[Extracted data entries]
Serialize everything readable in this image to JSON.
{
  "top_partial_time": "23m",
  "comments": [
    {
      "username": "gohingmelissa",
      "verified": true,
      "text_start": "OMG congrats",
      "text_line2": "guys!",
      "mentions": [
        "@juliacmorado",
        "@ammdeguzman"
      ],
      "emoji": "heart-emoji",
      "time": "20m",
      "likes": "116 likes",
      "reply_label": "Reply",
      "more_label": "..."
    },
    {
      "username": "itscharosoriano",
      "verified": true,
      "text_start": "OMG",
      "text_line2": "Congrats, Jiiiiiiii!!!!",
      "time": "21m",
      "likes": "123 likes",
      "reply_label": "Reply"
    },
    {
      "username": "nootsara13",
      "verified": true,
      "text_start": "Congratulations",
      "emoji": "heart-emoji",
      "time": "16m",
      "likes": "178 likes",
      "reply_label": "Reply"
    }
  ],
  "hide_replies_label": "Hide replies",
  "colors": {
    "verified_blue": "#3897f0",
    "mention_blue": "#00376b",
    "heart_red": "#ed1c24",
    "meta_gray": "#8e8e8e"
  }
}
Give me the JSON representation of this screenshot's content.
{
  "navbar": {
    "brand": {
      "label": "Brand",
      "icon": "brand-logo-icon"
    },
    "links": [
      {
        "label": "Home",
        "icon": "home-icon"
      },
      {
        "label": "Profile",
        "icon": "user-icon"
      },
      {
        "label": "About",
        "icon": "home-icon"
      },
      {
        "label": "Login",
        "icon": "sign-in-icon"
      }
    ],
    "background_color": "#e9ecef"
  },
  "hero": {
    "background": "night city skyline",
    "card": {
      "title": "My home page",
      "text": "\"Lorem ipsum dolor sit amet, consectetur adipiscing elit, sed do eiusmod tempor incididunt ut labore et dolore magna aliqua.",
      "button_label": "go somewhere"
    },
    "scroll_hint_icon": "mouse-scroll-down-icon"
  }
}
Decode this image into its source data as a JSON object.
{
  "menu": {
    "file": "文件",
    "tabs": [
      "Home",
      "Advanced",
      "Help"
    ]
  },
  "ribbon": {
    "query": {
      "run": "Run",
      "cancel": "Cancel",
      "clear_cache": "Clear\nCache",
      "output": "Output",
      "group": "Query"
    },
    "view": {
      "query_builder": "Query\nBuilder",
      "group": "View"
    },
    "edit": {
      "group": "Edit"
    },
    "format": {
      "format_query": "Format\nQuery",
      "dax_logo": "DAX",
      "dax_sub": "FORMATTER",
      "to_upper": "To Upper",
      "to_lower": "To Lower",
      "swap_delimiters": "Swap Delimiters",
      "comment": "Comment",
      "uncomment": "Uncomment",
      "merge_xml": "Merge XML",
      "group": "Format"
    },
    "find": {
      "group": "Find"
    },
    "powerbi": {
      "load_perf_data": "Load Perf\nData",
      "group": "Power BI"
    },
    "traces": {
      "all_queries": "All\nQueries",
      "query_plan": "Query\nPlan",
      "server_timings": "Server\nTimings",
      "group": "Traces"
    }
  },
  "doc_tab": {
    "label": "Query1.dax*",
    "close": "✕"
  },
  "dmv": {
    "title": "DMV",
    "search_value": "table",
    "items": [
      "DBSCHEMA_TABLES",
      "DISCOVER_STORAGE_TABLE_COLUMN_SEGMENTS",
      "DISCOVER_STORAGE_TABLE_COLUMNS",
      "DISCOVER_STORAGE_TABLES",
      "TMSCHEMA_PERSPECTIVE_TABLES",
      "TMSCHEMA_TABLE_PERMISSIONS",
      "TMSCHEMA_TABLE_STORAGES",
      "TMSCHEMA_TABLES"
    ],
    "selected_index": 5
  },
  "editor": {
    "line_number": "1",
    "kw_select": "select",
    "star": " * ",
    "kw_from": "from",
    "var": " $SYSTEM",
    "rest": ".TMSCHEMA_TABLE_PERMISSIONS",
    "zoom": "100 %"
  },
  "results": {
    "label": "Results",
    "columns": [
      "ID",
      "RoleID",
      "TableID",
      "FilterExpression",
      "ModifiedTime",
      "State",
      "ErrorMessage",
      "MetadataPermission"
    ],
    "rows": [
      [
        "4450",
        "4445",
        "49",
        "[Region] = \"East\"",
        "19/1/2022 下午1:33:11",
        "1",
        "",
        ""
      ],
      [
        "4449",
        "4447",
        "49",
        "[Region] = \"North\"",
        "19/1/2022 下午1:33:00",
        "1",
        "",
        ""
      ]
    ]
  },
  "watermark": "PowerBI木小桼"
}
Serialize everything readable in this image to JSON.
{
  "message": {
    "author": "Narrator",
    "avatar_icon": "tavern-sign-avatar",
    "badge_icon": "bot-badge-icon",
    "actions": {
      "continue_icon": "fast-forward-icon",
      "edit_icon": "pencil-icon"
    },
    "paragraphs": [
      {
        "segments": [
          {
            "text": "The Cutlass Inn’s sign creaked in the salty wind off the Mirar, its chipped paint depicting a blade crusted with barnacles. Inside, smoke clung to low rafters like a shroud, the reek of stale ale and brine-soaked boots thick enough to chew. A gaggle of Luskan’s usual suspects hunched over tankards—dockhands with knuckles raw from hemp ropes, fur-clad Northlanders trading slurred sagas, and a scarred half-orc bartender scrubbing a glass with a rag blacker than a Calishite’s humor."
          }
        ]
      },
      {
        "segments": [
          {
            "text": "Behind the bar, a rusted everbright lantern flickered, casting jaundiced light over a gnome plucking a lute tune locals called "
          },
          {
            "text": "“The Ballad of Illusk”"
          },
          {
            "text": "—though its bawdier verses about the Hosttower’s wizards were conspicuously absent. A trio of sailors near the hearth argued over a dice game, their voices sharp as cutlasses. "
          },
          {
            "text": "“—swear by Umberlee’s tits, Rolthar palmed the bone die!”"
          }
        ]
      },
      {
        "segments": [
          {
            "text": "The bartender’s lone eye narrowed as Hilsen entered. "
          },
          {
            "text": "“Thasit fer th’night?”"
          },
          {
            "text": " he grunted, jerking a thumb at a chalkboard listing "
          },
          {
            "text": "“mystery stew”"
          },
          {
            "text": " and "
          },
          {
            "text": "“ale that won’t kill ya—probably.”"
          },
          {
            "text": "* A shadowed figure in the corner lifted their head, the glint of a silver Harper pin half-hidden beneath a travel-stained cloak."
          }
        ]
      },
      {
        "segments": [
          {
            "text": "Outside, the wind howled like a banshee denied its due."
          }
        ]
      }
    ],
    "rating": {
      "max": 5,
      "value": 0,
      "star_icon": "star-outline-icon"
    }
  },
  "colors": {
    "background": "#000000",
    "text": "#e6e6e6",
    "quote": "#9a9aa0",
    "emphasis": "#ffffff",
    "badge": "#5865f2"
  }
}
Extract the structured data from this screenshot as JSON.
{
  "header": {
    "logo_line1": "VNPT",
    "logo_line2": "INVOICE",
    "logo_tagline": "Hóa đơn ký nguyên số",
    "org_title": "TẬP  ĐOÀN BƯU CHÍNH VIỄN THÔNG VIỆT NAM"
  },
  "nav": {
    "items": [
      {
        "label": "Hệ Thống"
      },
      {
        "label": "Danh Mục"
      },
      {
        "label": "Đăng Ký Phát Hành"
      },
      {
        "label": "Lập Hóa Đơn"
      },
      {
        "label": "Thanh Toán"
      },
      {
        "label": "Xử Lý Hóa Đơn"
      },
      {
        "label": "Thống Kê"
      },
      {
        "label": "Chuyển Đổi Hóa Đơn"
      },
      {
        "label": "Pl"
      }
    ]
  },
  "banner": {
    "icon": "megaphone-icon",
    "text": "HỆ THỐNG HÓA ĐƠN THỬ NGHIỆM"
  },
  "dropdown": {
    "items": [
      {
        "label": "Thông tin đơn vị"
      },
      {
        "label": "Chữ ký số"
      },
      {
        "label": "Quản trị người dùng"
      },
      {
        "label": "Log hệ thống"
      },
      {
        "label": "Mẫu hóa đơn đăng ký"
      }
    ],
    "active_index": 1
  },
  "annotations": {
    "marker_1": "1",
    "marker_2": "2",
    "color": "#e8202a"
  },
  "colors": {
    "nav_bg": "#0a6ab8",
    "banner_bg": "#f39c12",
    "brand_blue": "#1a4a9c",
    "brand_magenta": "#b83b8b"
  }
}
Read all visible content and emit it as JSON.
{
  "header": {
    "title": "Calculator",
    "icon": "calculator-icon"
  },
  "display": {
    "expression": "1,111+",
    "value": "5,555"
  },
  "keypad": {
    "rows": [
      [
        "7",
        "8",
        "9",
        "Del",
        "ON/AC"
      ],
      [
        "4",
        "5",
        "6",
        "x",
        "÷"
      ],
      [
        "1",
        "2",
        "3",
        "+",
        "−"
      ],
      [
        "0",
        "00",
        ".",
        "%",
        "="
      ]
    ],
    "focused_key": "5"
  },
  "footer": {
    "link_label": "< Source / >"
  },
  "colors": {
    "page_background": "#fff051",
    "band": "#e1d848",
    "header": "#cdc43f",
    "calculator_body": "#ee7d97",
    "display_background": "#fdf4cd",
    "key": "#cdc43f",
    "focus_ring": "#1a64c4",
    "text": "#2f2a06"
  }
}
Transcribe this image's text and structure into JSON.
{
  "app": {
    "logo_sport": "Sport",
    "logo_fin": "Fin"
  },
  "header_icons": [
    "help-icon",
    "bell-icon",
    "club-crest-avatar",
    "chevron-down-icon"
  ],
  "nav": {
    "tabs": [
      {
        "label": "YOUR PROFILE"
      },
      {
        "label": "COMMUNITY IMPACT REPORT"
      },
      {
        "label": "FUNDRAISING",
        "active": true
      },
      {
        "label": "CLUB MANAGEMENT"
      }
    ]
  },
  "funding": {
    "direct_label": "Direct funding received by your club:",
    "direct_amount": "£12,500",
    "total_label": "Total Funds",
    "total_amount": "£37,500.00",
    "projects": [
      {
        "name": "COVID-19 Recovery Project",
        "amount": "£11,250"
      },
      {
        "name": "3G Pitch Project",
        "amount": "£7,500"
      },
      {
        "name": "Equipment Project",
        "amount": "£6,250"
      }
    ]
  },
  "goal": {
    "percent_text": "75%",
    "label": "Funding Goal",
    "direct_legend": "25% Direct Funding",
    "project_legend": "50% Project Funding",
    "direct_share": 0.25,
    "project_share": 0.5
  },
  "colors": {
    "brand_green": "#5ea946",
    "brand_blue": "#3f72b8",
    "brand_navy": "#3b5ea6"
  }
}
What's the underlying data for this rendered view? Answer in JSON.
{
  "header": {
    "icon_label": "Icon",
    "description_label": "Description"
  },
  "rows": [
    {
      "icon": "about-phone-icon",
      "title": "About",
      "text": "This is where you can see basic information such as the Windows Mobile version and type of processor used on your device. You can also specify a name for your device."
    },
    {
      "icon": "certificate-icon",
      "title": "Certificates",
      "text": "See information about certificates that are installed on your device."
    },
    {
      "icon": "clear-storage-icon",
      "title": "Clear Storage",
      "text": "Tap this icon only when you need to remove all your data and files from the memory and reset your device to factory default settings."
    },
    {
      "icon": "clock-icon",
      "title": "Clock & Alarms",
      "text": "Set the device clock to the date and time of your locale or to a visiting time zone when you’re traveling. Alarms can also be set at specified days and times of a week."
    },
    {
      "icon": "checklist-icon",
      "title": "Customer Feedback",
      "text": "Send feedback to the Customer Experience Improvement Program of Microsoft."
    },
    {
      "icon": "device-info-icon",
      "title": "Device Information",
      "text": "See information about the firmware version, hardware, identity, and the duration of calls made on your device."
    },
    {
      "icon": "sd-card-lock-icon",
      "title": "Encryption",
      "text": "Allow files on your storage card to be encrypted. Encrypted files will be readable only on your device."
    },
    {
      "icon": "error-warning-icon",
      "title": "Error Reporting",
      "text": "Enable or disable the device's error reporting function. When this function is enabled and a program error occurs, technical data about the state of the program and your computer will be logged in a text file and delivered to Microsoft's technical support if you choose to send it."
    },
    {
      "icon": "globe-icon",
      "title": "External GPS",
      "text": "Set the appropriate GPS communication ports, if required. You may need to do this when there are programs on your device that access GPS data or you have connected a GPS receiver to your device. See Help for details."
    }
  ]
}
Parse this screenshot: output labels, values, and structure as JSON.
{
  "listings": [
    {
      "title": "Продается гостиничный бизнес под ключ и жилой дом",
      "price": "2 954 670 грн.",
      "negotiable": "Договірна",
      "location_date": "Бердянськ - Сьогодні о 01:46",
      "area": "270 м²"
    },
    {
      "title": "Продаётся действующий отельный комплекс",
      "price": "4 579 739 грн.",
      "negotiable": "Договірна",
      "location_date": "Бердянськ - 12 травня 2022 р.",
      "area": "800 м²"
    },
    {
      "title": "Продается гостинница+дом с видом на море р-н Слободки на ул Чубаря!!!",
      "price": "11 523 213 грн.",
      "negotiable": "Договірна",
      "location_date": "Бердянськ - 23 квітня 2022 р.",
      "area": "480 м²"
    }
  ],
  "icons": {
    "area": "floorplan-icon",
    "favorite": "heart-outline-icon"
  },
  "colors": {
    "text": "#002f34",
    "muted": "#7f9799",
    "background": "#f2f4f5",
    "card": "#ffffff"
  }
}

WRITTEN PROBLEM
Locate all lines holding the word "only", then copy them out.

ANSWER
      "text": "Tap this icon only when you need to remove all your data and files from the memory and reset your device to factory default settings."
      "text": "Allow files on your storage card to be encrypted. Encrypted files will be readable only on your device."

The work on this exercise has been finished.